Requirement: Skip all pictures, then print the remaining material exactly.

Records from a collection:
⁂

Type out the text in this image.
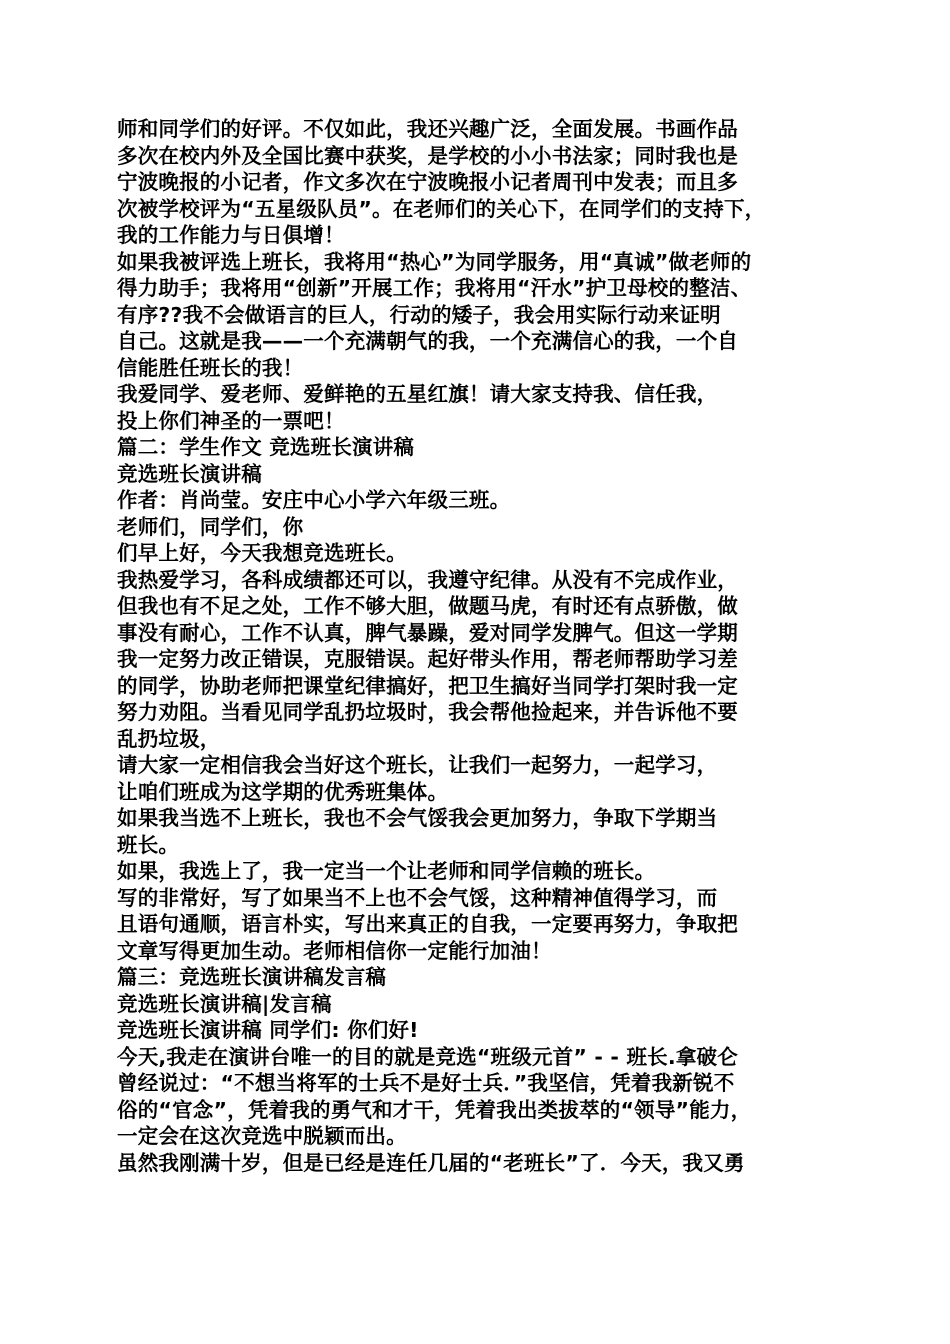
师和同学们的好评。不仅如此，我还兴趣广泛，全面发展。书画作品
多次在校内外及全国比赛中获奖，是学校的小小书法家；同时我也是
宁波晚报的小记者，作文多次在宁波晚报小记者周刊中发表；而且多
次被学校评为“五星级队员”。在老师们的关心下，在同学们的支持下，
我的工作能力与日俱增！
如果我被评选上班长，我将用“热心”为同学服务，用“真诚”做老师的
得力助手；我将用“创新”开展工作；我将用“汗水”护卫母校的整洁、
有序??我不会做语言的巨人，行动的矮子，我会用实际行动来证明
自己。这就是我——一个充满朝气的我，一个充满信心的我，一个自
信能胜任班长的我！
我爱同学、爱老师、爱鲜艳的五星红旗！请大家支持我、信任我，
投上你们神圣的一票吧！
篇二：学生作文 竞选班长演讲稿
竞选班长演讲稿
作者：肖尚莹。安庄中心小学六年级三班。
老师们，同学们，你
们早上好，今天我想竞选班长。
我热爱学习，各科成绩都还可以，我遵守纪律。从没有不完成作业，
但我也有不足之处，工作不够大胆，做题马虎，有时还有点骄傲，做
事没有耐心，工作不认真，脾气暴躁，爱对同学发脾气。但这一学期
我一定努力改正错误，克服错误。起好带头作用，帮老师帮助学习差
的同学，协助老师把课堂纪律搞好，把卫生搞好当同学打架时我一定
努力劝阻。当看见同学乱扔垃圾时，我会帮他捡起来，并告诉他不要
乱扔垃圾，
请大家一定相信我会当好这个班长，让我们一起努力，一起学习，
让咱们班成为这学期的优秀班集体。
如果我当选不上班长，我也不会气馁我会更加努力，争取下学期当
班长。
如果，我选上了，我一定当一个让老师和同学信赖的班长。
写的非常好，写了如果当不上也不会气馁，这种精神值得学习，而
且语句通顺，语言朴实，写出来真正的自我，一定要再努力，争取把
文章写得更加生动。老师相信你一定能行加油！
篇三：竞选班长演讲稿发言稿
竞选班长演讲稿|发言稿
竞选班长演讲稿 同学们: 你们好!
今天,我走在演讲台唯一的目的就是竞选“班级元首” - - 班长.拿破仑
曾经说过：“不想当将军的士兵不是好士兵．”我坚信，凭着我新锐不
俗的“官念”，凭着我的勇气和才干，凭着我出类拔萃的“领导”能力，
一定会在这次竞选中脱颖而出。
虽然我刚满十岁，但是已经是连任几届的“老班长”了．今天，我又勇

⁂

Reply:
Type out the text in this image.
师和同学们的好评。不仅如此，我还兴趣广泛，全面发展。书画作品
多次在校内外及全国比赛中获奖，是学校的小小书法家；同时我也是
宁波晚报的小记者，作文多次在宁波晚报小记者周刊中发表；而且多
次被学校评为“五星级队员”。在老师们的关心下，在同学们的支持下，
我的工作能力与日俱增！
如果我被评选上班长，我将用“热心”为同学服务，用“真诚”做老师的
得力助手；我将用“创新”开展工作；我将用“汗水”护卫母校的整洁、
有序??我不会做语言的巨人，行动的矮子，我会用实际行动来证明
自己。这就是我——一个充满朝气的我，一个充满信心的我，一个自
信能胜任班长的我！
我爱同学、爱老师、爱鲜艳的五星红旗！请大家支持我、信任我，
投上你们神圣的一票吧！
篇二：学生作文 竞选班长演讲稿
竞选班长演讲稿
作者：肖尚莹。安庄中心小学六年级三班。
老师们，同学们，你
们早上好，今天我想竞选班长。
我热爱学习，各科成绩都还可以，我遵守纪律。从没有不完成作业，
但我也有不足之处，工作不够大胆，做题马虎，有时还有点骄傲，做
事没有耐心，工作不认真，脾气暴躁，爱对同学发脾气。但这一学期
我一定努力改正错误，克服错误。起好带头作用，帮老师帮助学习差
的同学，协助老师把课堂纪律搞好，把卫生搞好当同学打架时我一定
努力劝阻。当看见同学乱扔垃圾时，我会帮他捡起来，并告诉他不要
乱扔垃圾，
请大家一定相信我会当好这个班长，让我们一起努力，一起学习，
让咱们班成为这学期的优秀班集体。
如果我当选不上班长，我也不会气馁我会更加努力，争取下学期当
班长。
如果，我选上了，我一定当一个让老师和同学信赖的班长。
写的非常好，写了如果当不上也不会气馁，这种精神值得学习，而
且语句通顺，语言朴实，写出来真正的自我，一定要再努力，争取把
文章写得更加生动。老师相信你一定能行加油！
篇三：竞选班长演讲稿发言稿
竞选班长演讲稿|发言稿
竞选班长演讲稿 同学们: 你们好!
今天,我走在演讲台唯一的目的就是竞选“班级元首” - - 班长.拿破仑
曾经说过：“不想当将军的士兵不是好士兵．”我坚信，凭着我新锐不
俗的“官念”，凭着我的勇气和才干，凭着我出类拔萃的“领导”能力，
一定会在这次竞选中脱颖而出。
虽然我刚满十岁，但是已经是连任几届的“老班长”了．今天，我又勇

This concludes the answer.